What is expected. Copy the records below exactly as they appear.

Dataset content.
'''

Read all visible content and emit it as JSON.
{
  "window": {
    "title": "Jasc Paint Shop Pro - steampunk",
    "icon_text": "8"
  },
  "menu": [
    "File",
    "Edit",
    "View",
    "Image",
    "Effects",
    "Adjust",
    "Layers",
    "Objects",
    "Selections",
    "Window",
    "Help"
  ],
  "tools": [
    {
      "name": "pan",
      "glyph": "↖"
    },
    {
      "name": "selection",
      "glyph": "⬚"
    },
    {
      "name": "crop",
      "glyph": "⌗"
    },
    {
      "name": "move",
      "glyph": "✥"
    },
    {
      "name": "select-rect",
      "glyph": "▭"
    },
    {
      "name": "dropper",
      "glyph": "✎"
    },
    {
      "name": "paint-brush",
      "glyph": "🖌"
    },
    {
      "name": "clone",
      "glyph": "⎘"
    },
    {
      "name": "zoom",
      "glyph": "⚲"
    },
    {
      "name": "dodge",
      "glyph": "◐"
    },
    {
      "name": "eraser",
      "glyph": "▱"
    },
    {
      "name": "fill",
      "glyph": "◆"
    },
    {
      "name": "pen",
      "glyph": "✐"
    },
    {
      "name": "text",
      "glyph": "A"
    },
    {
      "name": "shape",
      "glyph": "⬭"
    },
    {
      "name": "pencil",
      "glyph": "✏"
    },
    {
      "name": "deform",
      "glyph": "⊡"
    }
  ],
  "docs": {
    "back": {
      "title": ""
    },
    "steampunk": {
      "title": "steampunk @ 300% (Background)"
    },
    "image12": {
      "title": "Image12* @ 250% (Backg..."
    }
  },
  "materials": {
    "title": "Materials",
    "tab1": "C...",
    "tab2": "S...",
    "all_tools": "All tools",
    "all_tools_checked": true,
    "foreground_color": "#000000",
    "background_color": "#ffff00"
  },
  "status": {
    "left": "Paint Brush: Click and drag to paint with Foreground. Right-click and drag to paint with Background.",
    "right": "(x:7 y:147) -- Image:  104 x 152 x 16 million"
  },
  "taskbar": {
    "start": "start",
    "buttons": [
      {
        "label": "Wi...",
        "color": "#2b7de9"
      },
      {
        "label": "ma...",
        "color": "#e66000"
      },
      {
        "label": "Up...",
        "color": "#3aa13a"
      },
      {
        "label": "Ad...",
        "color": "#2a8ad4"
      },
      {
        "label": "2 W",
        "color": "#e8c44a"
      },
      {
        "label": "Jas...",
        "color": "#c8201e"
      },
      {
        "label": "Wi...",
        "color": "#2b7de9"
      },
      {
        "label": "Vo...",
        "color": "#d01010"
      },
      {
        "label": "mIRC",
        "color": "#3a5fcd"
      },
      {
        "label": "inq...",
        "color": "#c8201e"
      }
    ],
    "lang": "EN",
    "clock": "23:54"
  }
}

'''

Solution to this problem.
Read all visible content and emit it as JSON.
{
  "window": {
    "title": "Jasc Paint Shop Pro - steampunk",
    "icon_text": "8"
  },
  "menu": [
    "File",
    "Edit",
    "View",
    "Image",
    "Effects",
    "Adjust",
    "Layers",
    "Objects",
    "Selections",
    "Window",
    "Help"
  ],
  "tools": [
    {
      "name": "pan",
      "glyph": "↖"
    },
    {
      "name": "selection",
      "glyph": "⬚"
    },
    {
      "name": "crop",
      "glyph": "⌗"
    },
    {
      "name": "move",
      "glyph": "✥"
    },
    {
      "name": "select-rect",
      "glyph": "▭"
    },
    {
      "name": "dropper",
      "glyph": "✎"
    },
    {
      "name": "paint-brush",
      "glyph": "🖌"
    },
    {
      "name": "clone",
      "glyph": "⎘"
    },
    {
      "name": "zoom",
      "glyph": "⚲"
    },
    {
      "name": "dodge",
      "glyph": "◐"
    },
    {
      "name": "eraser",
      "glyph": "▱"
    },
    {
      "name": "fill",
      "glyph": "◆"
    },
    {
      "name": "pen",
      "glyph": "✐"
    },
    {
      "name": "text",
      "glyph": "A"
    },
    {
      "name": "shape",
      "glyph": "⬭"
    },
    {
      "name": "pencil",
      "glyph": "✏"
    },
    {
      "name": "deform",
      "glyph": "⊡"
    }
  ],
  "docs": {
    "back": {
      "title": ""
    },
    "steampunk": {
      "title": "steampunk @ 300% (Background)"
    },
    "image12": {
      "title": "Image12* @ 250% (Backg..."
    }
  },
  "materials": {
    "title": "Materials",
    "tab1": "C...",
    "tab2": "S...",
    "all_tools": "All tools",
    "all_tools_checked": true,
    "foreground_color": "#000000",
    "background_color": "#ffff00"
  },
  "status": {
    "left": "Paint Brush: Click and drag to paint with Foreground. Right-click and drag to paint with Background.",
    "right": "(x:7 y:147) -- Image:  104 x 152 x 16 million"
  },
  "taskbar": {
    "start": "start",
    "buttons": [
      {
        "label": "Wi...",
        "color": "#2b7de9"
      },
      {
        "label": "ma...",
        "color": "#e66000"
      },
      {
        "label": "Up...",
        "color": "#3aa13a"
      },
      {
        "label": "Ad...",
        "color": "#2a8ad4"
      },
      {
        "label": "2 W",
        "color": "#e8c44a"
      },
      {
        "label": "Jas...",
        "color": "#c8201e"
      },
      {
        "label": "Wi...",
        "color": "#2b7de9"
      },
      {
        "label": "Vo...",
        "color": "#d01010"
      },
      {
        "label": "mIRC",
        "color": "#3a5fcd"
      },
      {
        "label": "inq...",
        "color": "#c8201e"
      }
    ],
    "lang": "EN",
    "clock": "23:54"
  }
}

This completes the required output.